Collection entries
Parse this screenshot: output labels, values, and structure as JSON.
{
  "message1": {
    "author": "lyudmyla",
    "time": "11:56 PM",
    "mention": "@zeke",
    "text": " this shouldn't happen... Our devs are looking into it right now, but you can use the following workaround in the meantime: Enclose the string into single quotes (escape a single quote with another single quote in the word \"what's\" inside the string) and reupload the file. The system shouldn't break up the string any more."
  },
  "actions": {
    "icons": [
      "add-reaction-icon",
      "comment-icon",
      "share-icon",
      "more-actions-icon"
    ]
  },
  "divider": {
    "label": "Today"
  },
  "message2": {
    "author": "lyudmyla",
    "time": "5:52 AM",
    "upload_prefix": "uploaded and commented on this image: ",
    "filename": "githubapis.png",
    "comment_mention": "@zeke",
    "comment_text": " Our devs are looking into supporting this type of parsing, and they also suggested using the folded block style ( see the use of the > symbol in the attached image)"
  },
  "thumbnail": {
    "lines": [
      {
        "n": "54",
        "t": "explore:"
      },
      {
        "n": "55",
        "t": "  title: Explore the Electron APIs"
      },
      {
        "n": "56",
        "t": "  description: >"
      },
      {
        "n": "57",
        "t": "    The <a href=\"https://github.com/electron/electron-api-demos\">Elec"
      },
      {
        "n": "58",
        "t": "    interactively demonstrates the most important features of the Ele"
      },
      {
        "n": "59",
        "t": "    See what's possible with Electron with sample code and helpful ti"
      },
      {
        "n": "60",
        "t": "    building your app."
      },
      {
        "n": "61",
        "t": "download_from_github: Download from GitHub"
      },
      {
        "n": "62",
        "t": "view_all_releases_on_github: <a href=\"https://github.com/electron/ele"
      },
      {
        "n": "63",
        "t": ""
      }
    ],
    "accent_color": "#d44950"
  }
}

**TO DO**
In the records shown above, how many lines include the word "what"? Answer with the number only.

**WORKED SOLUTION**
2